+++ DATASET CONTENT +++
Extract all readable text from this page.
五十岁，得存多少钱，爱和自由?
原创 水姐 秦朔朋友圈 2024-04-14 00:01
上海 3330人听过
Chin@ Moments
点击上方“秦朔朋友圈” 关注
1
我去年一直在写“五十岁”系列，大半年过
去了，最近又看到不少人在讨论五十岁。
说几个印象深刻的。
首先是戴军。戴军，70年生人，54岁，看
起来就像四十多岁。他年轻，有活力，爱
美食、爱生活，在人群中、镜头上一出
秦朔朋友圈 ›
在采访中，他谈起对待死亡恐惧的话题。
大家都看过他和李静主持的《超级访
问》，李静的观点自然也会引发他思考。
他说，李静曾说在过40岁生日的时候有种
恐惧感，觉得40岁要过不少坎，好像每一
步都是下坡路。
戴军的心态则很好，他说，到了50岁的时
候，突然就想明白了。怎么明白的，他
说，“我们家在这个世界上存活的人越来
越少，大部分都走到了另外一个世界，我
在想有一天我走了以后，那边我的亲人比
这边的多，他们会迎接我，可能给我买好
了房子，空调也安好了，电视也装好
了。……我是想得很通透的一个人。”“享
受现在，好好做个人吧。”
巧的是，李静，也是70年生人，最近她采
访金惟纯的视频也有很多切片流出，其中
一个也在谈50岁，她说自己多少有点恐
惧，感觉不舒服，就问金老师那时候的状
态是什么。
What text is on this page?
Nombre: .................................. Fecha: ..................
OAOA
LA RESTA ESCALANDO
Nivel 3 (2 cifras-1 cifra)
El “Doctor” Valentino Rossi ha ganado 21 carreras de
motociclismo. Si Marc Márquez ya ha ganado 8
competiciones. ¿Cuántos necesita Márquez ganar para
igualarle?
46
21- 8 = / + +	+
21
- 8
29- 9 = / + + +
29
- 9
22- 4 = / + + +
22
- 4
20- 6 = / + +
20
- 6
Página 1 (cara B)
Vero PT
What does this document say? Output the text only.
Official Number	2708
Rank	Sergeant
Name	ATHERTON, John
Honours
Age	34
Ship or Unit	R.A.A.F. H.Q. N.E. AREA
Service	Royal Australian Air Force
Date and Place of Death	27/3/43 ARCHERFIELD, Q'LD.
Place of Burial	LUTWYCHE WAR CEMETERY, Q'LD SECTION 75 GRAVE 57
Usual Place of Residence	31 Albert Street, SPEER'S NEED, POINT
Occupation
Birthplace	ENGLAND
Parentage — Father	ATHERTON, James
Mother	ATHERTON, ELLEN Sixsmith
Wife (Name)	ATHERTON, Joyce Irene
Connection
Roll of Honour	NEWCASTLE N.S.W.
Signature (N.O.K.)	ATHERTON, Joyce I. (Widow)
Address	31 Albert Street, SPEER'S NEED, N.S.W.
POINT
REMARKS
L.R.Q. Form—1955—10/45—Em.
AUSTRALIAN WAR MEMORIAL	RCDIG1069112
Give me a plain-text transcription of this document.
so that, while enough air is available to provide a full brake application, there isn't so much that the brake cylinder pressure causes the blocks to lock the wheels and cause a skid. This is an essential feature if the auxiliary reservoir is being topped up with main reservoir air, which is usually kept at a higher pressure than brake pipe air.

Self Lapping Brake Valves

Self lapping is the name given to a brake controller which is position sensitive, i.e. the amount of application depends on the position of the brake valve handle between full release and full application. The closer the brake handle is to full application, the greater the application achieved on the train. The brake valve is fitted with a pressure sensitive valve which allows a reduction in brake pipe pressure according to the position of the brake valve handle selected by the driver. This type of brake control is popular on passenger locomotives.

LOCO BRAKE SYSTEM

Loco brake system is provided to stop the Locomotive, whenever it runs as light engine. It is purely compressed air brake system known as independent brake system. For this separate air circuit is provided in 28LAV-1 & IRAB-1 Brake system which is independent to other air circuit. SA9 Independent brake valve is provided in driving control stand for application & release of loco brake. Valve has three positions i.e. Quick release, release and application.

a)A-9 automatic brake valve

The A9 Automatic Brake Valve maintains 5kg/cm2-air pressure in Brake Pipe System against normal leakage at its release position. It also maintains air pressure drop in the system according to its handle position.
+++
GIVEN INSTRUCTION: Repeat the data in its entirety, character for character.

ANSWER TO THE EXERCISE:
Extract all readable text from this page.
五十岁，得存多少钱，爱和自由?
原创 水姐 秦朔朋友圈 2024-04-14 00:01
上海 3330人听过
Chin@ Moments
点击上方“秦朔朋友圈” 关注
1
我去年一直在写“五十岁”系列，大半年过
去了，最近又看到不少人在讨论五十岁。
说几个印象深刻的。
首先是戴军。戴军，70年生人，54岁，看
起来就像四十多岁。他年轻，有活力，爱
美食、爱生活，在人群中、镜头上一出
秦朔朋友圈 ›
在采访中，他谈起对待死亡恐惧的话题。
大家都看过他和李静主持的《超级访
问》，李静的观点自然也会引发他思考。
他说，李静曾说在过40岁生日的时候有种
恐惧感，觉得40岁要过不少坎，好像每一
步都是下坡路。
戴军的心态则很好，他说，到了50岁的时
候，突然就想明白了。怎么明白的，他
说，“我们家在这个世界上存活的人越来
越少，大部分都走到了另外一个世界，我
在想有一天我走了以后，那边我的亲人比
这边的多，他们会迎接我，可能给我买好
了房子，空调也安好了，电视也装好
了。……我是想得很通透的一个人。”“享
受现在，好好做个人吧。”
巧的是，李静，也是70年生人，最近她采
访金惟纯的视频也有很多切片流出，其中
一个也在谈50岁，她说自己多少有点恐
惧，感觉不舒服，就问金老师那时候的状
态是什么。
What text is on this page?
Nombre: .................................. Fecha: ..................
OAOA
LA RESTA ESCALANDO
Nivel 3 (2 cifras-1 cifra)
El “Doctor” Valentino Rossi ha ganado 21 carreras de
motociclismo. Si Marc Márquez ya ha ganado 8
competiciones. ¿Cuántos necesita Márquez ganar para
igualarle?
46
21- 8 = / + +	+
21
- 8
29- 9 = / + + +
29
- 9
22- 4 = / + + +
22
- 4
20- 6 = / + +
20
- 6
Página 1 (cara B)
Vero PT
What does this document say? Output the text only.
Official Number	2708
Rank	Sergeant
Name	ATHERTON, John
Honours
Age	34
Ship or Unit	R.A.A.F. H.Q. N.E. AREA
Service	Royal Australian Air Force
Date and Place of Death	27/3/43 ARCHERFIELD, Q'LD.
Place of Burial	LUTWYCHE WAR CEMETERY, Q'LD SECTION 75 GRAVE 57
Usual Place of Residence	31 Albert Street, SPEER'S NEED, POINT
Occupation
Birthplace	ENGLAND
Parentage — Father	ATHERTON, James
Mother	ATHERTON, ELLEN Sixsmith
Wife (Name)	ATHERTON, Joyce Irene
Connection
Roll of Honour	NEWCASTLE N.S.W.
Signature (N.O.K.)	ATHERTON, Joyce I. (Widow)
Address	31 Albert Street, SPEER'S NEED, N.S.W.
POINT
REMARKS
L.R.Q. Form—1955—10/45—Em.
AUSTRALIAN WAR MEMORIAL	RCDIG1069112
Give me a plain-text transcription of this document.
so that, while enough air is available to provide a full brake application, there isn't so much that the brake cylinder pressure causes the blocks to lock the wheels and cause a skid. This is an essential feature if the auxiliary reservoir is being topped up with main reservoir air, which is usually kept at a higher pressure than brake pipe air.

Self Lapping Brake Valves

Self lapping is the name given to a brake controller which is position sensitive, i.e. the amount of application depends on the position of the brake valve handle between full release and full application. The closer the brake handle is to full application, the greater the application achieved on the train. The brake valve is fitted with a pressure sensitive valve which allows a reduction in brake pipe pressure according to the position of the brake valve handle selected by the driver. This type of brake control is popular on passenger locomotives.

LOCO BRAKE SYSTEM

Loco brake system is provided to stop the Locomotive, whenever it runs as light engine. It is purely compressed air brake system known as independent brake system. For this separate air circuit is provided in 28LAV-1 & IRAB-1 Brake system which is independent to other air circuit. SA9 Independent brake valve is provided in driving control stand for application & release of loco brake. Valve has three positions i.e. Quick release, release and application.

a)A-9 automatic brake valve

The A9 Automatic Brake Valve maintains 5kg/cm2-air pressure in Brake Pipe System against normal leakage at its release position. It also maintains air pressure drop in the system according to its handle position.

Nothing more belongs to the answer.